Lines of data
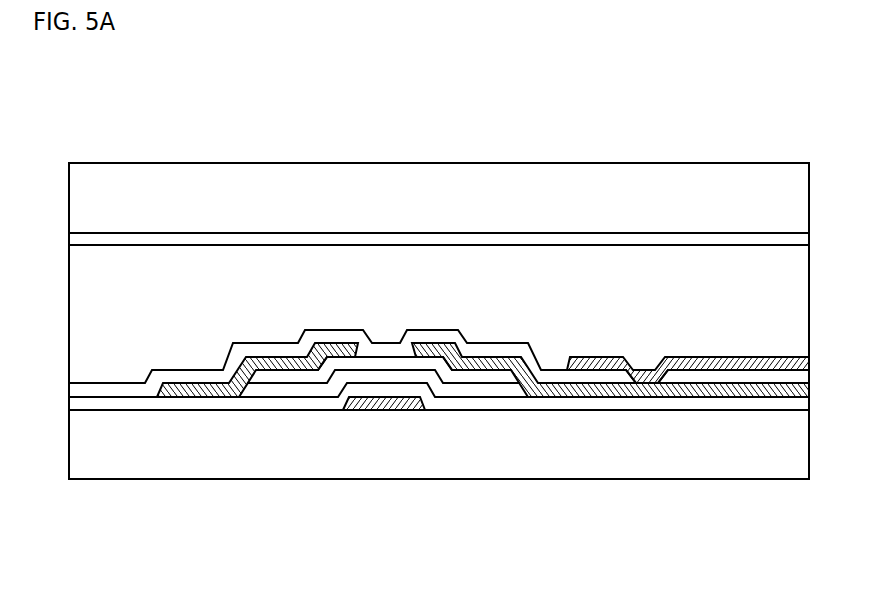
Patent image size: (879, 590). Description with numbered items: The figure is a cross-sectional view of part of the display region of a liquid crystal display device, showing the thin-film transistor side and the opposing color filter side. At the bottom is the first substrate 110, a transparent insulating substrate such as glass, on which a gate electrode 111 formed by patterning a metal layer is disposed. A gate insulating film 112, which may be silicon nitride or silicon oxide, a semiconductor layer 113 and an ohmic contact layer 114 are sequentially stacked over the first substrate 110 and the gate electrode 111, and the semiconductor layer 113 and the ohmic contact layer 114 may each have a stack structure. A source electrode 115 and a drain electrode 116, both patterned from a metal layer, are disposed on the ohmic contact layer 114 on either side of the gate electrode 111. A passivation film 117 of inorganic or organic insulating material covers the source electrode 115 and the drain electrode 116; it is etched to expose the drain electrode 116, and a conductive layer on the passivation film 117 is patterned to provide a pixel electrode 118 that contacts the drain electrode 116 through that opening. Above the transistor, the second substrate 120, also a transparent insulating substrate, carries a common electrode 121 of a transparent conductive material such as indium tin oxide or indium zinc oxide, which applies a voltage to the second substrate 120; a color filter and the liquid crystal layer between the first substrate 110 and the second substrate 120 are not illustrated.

The first substrate 110 is at (757, 447).
The gate electrode 111 is at (380, 403).
The gate insulating film 112 is at (290, 405).
The semiconductor layer 113 is at (460, 390).
The ohmic contact layer 114 is at (492, 378).
The source electrode 115 is at (190, 390).
The drain electrode 116 is at (588, 390).
The passivation film 117 is at (113, 403).
The pixel electrode 118 is at (690, 364).
The second substrate 120 is at (547, 192).
The common electrode 121 is at (464, 240).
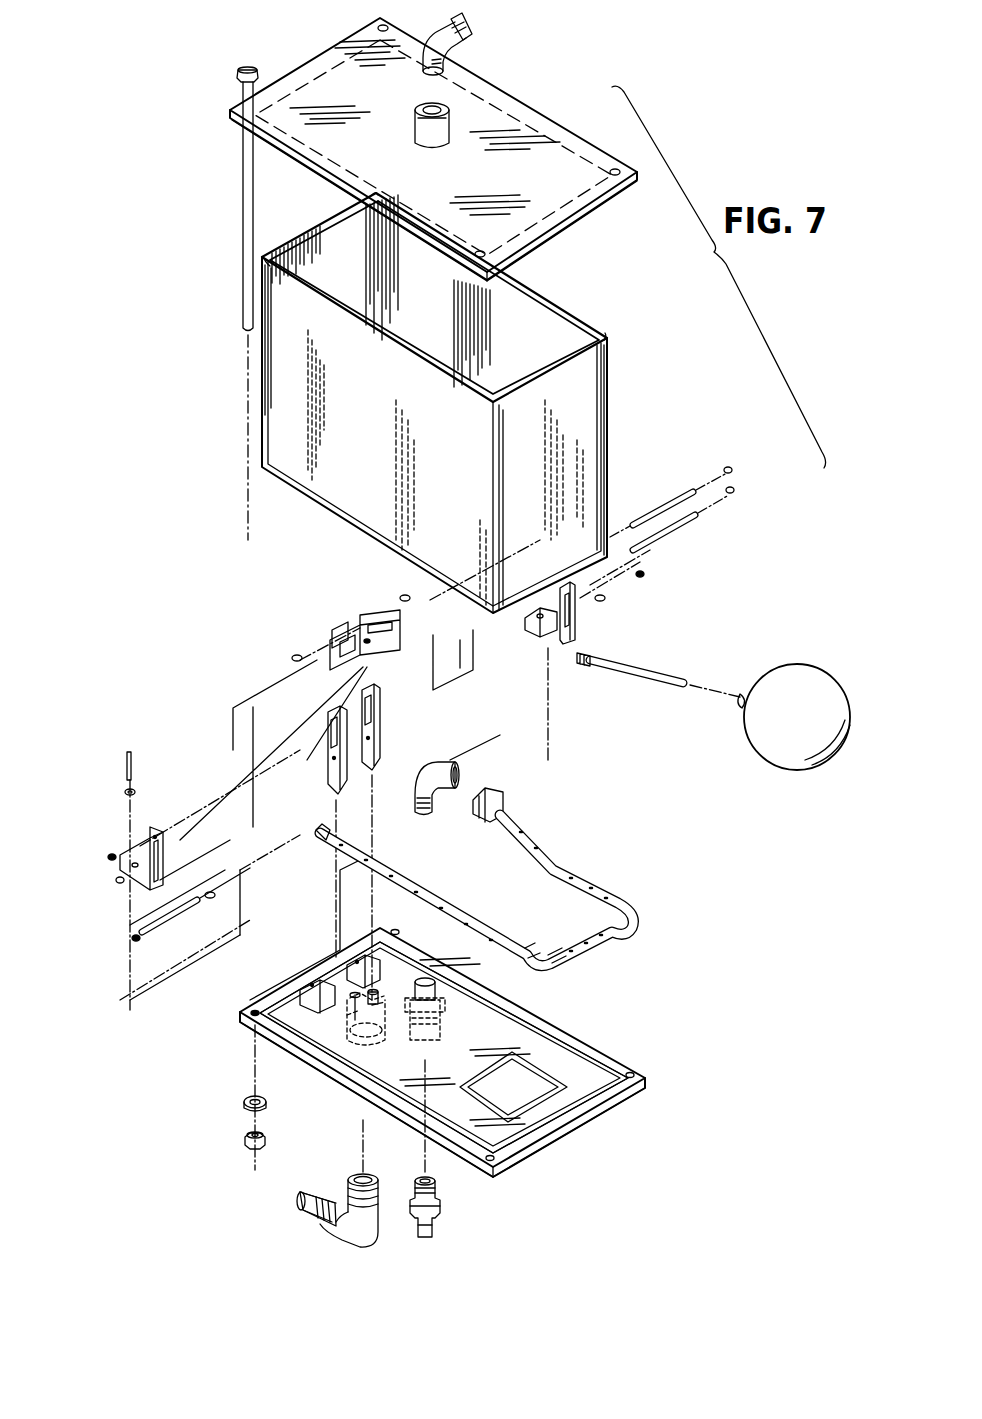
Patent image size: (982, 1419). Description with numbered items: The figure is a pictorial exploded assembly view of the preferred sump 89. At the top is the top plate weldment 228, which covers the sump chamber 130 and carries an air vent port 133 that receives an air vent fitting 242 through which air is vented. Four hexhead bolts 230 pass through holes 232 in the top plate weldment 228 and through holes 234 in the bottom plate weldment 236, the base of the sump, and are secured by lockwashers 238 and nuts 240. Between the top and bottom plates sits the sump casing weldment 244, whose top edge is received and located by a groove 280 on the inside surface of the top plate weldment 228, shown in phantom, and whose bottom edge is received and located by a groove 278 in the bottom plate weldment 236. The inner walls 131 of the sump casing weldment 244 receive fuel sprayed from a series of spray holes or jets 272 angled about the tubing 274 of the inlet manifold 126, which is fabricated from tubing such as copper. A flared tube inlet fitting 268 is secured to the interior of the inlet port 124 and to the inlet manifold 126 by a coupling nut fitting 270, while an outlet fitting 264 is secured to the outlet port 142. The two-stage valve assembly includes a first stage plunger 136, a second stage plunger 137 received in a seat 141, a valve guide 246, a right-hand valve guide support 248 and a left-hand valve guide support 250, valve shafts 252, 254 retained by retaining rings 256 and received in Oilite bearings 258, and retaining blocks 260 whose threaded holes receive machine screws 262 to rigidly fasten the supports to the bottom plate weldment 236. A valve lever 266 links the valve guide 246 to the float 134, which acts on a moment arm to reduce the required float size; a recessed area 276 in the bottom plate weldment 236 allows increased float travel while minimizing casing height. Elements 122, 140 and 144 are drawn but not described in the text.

The sump 89 is at (614, 395).
The drain fitting 122 is at (440, 1227).
The inlet port 124 is at (435, 1032).
The inlet manifold 126 is at (440, 917).
The sump chamber 130 is at (515, 305).
The inner walls 131 is at (305, 250).
The air vent port 133 is at (440, 112).
The float 134 is at (780, 687).
The first stage plunger 136 is at (376, 770).
The second stage plunger 137 is at (328, 772).
The fitting 140 is at (375, 990).
The seat 141 is at (352, 1012).
The outlet port 142 is at (376, 1042).
The elbow fitting 144 is at (298, 1198).
The top plate weldment 228 is at (530, 108).
The hexhead bolts 230 is at (243, 200).
The holes 232 is at (388, 28).
The holes 234 is at (395, 930).
The bottom plate weldment 236 is at (620, 1102).
The lockwashers 238 is at (268, 1106).
The nuts 240 is at (268, 1144).
The air vent fitting 242 is at (468, 30).
The sump casing weldment 244 is at (577, 463).
The valve guide 246 is at (335, 640).
The right-hand valve guide support 248 is at (577, 630).
The left-hand valve guide support 250 is at (655, 515).
The second valve shaft 252 is at (670, 538).
The third valve shaft 254 is at (168, 917).
The retaining rings 256 is at (733, 470).
The Oilite bearings 258 is at (606, 598).
The retaining blocks 260 is at (380, 964).
The machine screws 262 is at (133, 758).
The outlet fitting 264 is at (137, 792).
The valve lever 266 is at (648, 668).
The flared tube inlet fitting 268 is at (440, 764).
The coupling nut fitting 270 is at (368, 645).
The spray holes 272 is at (410, 874).
The tubing 274 is at (745, 695).
The recessed area 276 is at (478, 1097).
The groove 278 is at (578, 1047).
The groove 280 is at (272, 100).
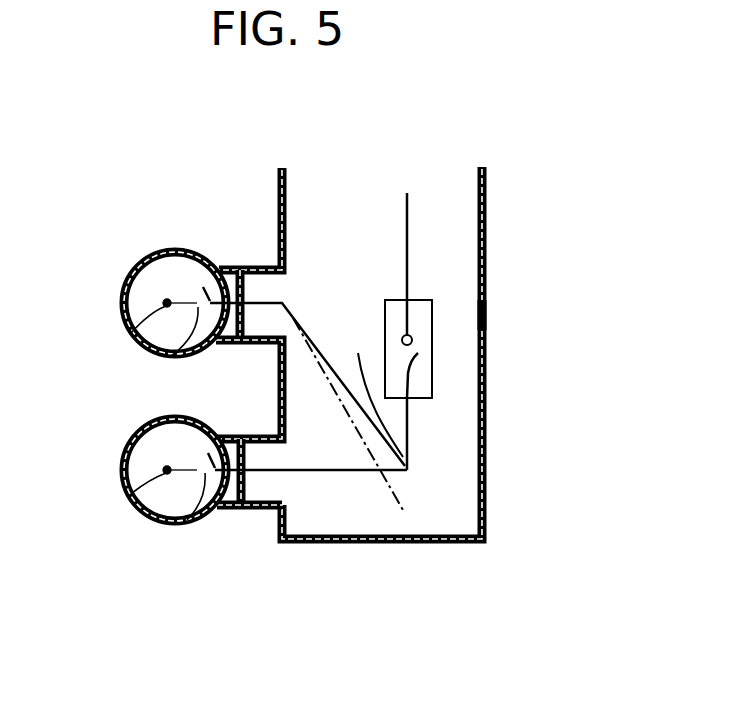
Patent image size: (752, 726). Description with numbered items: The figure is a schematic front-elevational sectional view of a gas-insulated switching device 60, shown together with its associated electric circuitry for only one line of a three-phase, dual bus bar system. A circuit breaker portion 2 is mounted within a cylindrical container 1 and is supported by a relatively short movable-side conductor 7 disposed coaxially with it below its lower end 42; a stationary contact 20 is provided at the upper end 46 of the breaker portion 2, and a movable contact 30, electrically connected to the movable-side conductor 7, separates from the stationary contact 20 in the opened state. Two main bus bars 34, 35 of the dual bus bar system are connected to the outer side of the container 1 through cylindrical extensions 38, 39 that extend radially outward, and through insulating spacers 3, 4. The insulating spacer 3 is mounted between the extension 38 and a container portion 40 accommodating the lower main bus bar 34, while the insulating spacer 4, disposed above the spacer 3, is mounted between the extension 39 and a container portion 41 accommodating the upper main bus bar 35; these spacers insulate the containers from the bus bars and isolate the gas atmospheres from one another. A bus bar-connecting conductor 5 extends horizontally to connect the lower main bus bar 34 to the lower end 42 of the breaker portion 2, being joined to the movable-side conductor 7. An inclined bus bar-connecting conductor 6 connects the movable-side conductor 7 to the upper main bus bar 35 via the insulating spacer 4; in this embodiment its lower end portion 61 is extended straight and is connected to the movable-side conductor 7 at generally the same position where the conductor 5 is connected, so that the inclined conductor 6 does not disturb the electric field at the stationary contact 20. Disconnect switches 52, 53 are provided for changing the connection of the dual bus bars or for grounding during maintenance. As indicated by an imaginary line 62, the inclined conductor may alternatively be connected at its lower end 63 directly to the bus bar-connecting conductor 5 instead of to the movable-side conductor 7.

The cylindrical container 1 is at (487, 228).
The circuit breaker portion 2 is at (432, 352).
The insulating spacer 3 is at (235, 503).
The insulating spacer 4 is at (228, 267).
The bus bar-connecting conductor 5 is at (318, 472).
The bus bar-connecting conductor 6 is at (311, 333).
The movable-side conductor 7 is at (412, 443).
The stationary contact 20 is at (480, 325).
The movable contact 30 is at (413, 365).
The main bus bar 34 is at (132, 503).
The main bus bar 35 is at (125, 328).
The cylindrical extension 38 is at (262, 505).
The cylindrical extension 39 is at (260, 345).
The container portion 40 is at (137, 432).
The container portion 41 is at (136, 265).
The lower end of breaker portion 42 is at (412, 400).
The upper end of breaker portion 46 is at (407, 300).
The disconnect switch 52 is at (187, 520).
The disconnect switch 53 is at (170, 357).
The gas-insulated switching device 60 is at (494, 511).
The lower end portion of bus bar-connecting conductor 61 is at (374, 389).
The imaginary line 62 is at (328, 390).
The lower end of inclined conductor 63 is at (405, 506).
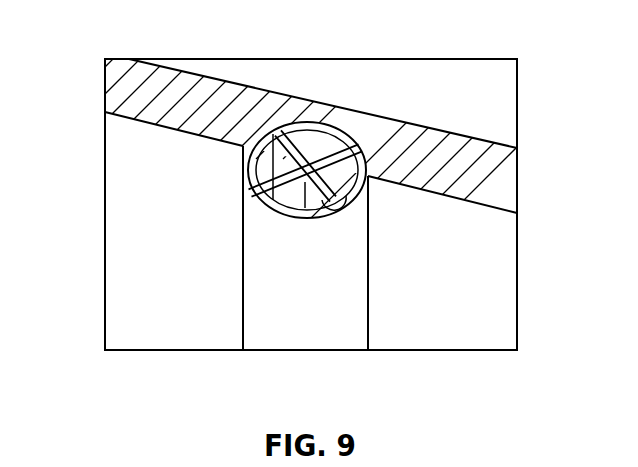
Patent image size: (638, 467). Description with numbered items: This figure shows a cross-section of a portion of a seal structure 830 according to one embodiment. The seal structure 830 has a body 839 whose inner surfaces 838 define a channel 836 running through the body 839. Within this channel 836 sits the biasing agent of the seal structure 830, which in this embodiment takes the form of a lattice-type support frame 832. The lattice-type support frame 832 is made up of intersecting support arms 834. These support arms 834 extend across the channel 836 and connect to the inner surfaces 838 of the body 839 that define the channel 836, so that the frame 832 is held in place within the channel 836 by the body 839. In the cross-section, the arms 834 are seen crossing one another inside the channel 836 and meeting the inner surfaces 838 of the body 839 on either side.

→ **YOUR GOAL**: Copy everything from the start of the records down to the line containing "The common electrode 121 is at (464, 240).", switching "liquid crystal display device" to "LCD device" and leaving all else unchanged. Omit the pictures.

→ **SOLUTION FOR THIS TASK**:
Patent image size: (879, 590). Description with numbered items: The figure is a cross-sectional view of part of the display region of a LCD device, showing the thin-film transistor side and the opposing color filter side. At the bottom is the first substrate 110, a transparent insulating substrate such as glass, on which a gate electrode 111 formed by patterning a metal layer is disposed. A gate insulating film 112, which may be silicon nitride or silicon oxide, a semiconductor layer 113 and an ohmic contact layer 114 are sequentially stacked over the first substrate 110 and the gate electrode 111, and the semiconductor layer 113 and the ohmic contact layer 114 may each have a stack structure. A source electrode 115 and a drain electrode 116, both patterned from a metal layer, are disposed on the ohmic contact layer 114 on either side of the gate electrode 111. A passivation film 117 of inorganic or organic insulating material covers the source electrode 115 and the drain electrode 116; it is etched to expose the drain electrode 116, and a conductive layer on the passivation film 117 is patterned to provide a pixel electrode 118 that contacts the drain electrode 116 through that opening. Above the transistor, the second substrate 120, also a transparent insulating substrate, carries a common electrode 121 of a transparent conductive material such as indium tin oxide or indium zinc oxide, which applies a voltage to the second substrate 120; a color filter and the liquid crystal layer between the first substrate 110 and the second substrate 120 are not illustrated.

The first substrate 110 is at (757, 447).
The gate electrode 111 is at (380, 403).
The gate insulating film 112 is at (290, 405).
The semiconductor layer 113 is at (460, 390).
The ohmic contact layer 114 is at (492, 378).
The source electrode 115 is at (190, 390).
The drain electrode 116 is at (588, 390).
The passivation film 117 is at (113, 403).
The pixel electrode 118 is at (690, 364).
The second substrate 120 is at (547, 192).
The common electrode 121 is at (464, 240).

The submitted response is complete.